__Saved entries__.

────────

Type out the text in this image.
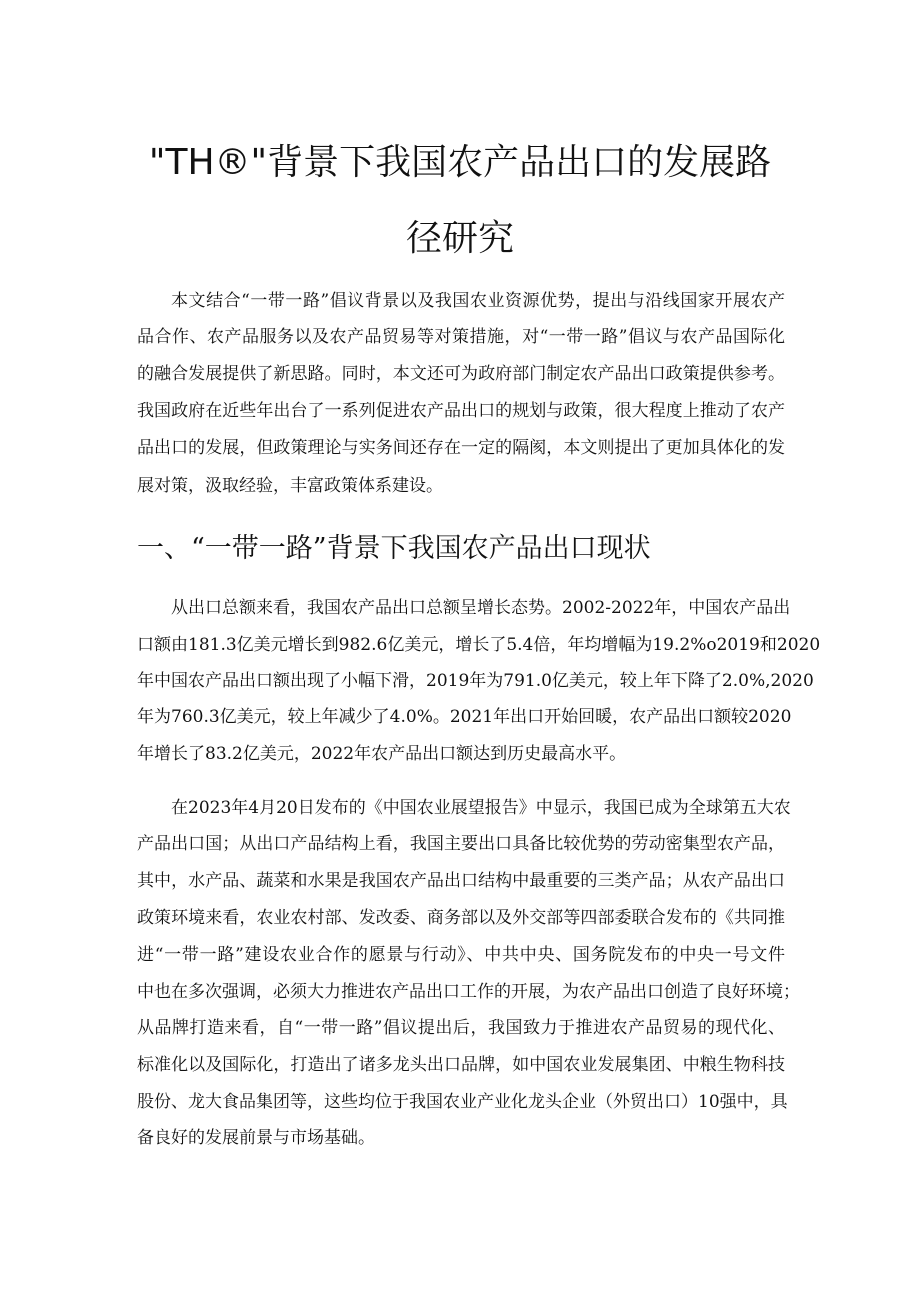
"TH®"背景下我国农产品出口的发展路
径研究

本文结合“一带一路”倡议背景以及我国农业资源优势，提出与沿线国家开展农产

品合作、农产品服务以及农产品贸易等对策措施，对“一带一路”倡议与农产品国际化

的融合发展提供了新思路。同时，本文还可为政府部门制定农产品出口政策提供参考。

我国政府在近些年出台了一系列促进农产品出口的规划与政策，很大程度上推动了农产

品出口的发展，但政策理论与实务间还存在一定的隔阂，本文则提出了更加具体化的发

展对策，汲取经验，丰富政策体系建设。

一、“一带一路”背景下我国农产品出口现状

从出口总额来看，我国农产品出口总额呈增长态势。2002-2022年，中国农产品出

口额由181.3亿美元增长到982.6亿美元，增长了5.4倍，年均增幅为19.2%o2019和2020

年中国农产品出口额出现了小幅下滑，2019年为791.0亿美元，较上年下降了2.0%,2020

年为760.3亿美元，较上年减少了4.0%。2021年出口开始回暖，农产品出口额较2020

年增长了83.2亿美元，2022年农产品出口额达到历史最高水平。

在2023年4月20日发布的《中国农业展望报告》中显示，我国已成为全球第五大农

产品出口国；从出口产品结构上看，我国主要出口具备比较优势的劳动密集型农产品，

其中，水产品、蔬菜和水果是我国农产品出口结构中最重要的三类产品；从农产品出口

政策环境来看，农业农村部、发改委、商务部以及外交部等四部委联合发布的《共同推

进“一带一路”建设农业合作的愿景与行动》、中共中央、国务院发布的中央一号文件

中也在多次强调，必须大力推进农产品出口工作的开展，为农产品出口创造了良好环境；

从品牌打造来看，自“一带一路”倡议提出后，我国致力于推进农产品贸易的现代化、

标准化以及国际化，打造出了诸多龙头出口品牌，如中国农业发展集团、中粮生物科技

股份、龙大食品集团等，这些均位于我国农业产业化龙头企业（外贸出口）10强中，具

备良好的发展前景与市场基础。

────────

__Instructions for the task__.
Restate the data above word for word. Skip every picture.

__Complete response__.
Type out the text in this image.
"TH®"背景下我国农产品出口的发展路
径研究

本文结合“一带一路”倡议背景以及我国农业资源优势，提出与沿线国家开展农产

品合作、农产品服务以及农产品贸易等对策措施，对“一带一路”倡议与农产品国际化

的融合发展提供了新思路。同时，本文还可为政府部门制定农产品出口政策提供参考。

我国政府在近些年出台了一系列促进农产品出口的规划与政策，很大程度上推动了农产

品出口的发展，但政策理论与实务间还存在一定的隔阂，本文则提出了更加具体化的发

展对策，汲取经验，丰富政策体系建设。

一、“一带一路”背景下我国农产品出口现状

从出口总额来看，我国农产品出口总额呈增长态势。2002-2022年，中国农产品出

口额由181.3亿美元增长到982.6亿美元，增长了5.4倍，年均增幅为19.2%o2019和2020

年中国农产品出口额出现了小幅下滑，2019年为791.0亿美元，较上年下降了2.0%,2020

年为760.3亿美元，较上年减少了4.0%。2021年出口开始回暖，农产品出口额较2020

年增长了83.2亿美元，2022年农产品出口额达到历史最高水平。

在2023年4月20日发布的《中国农业展望报告》中显示，我国已成为全球第五大农

产品出口国；从出口产品结构上看，我国主要出口具备比较优势的劳动密集型农产品，

其中，水产品、蔬菜和水果是我国农产品出口结构中最重要的三类产品；从农产品出口

政策环境来看，农业农村部、发改委、商务部以及外交部等四部委联合发布的《共同推

进“一带一路”建设农业合作的愿景与行动》、中共中央、国务院发布的中央一号文件

中也在多次强调，必须大力推进农产品出口工作的开展，为农产品出口创造了良好环境；

从品牌打造来看，自“一带一路”倡议提出后，我国致力于推进农产品贸易的现代化、

标准化以及国际化，打造出了诸多龙头出口品牌，如中国农业发展集团、中粮生物科技

股份、龙大食品集团等，这些均位于我国农业产业化龙头企业（外贸出口）10强中，具

备良好的发展前景与市场基础。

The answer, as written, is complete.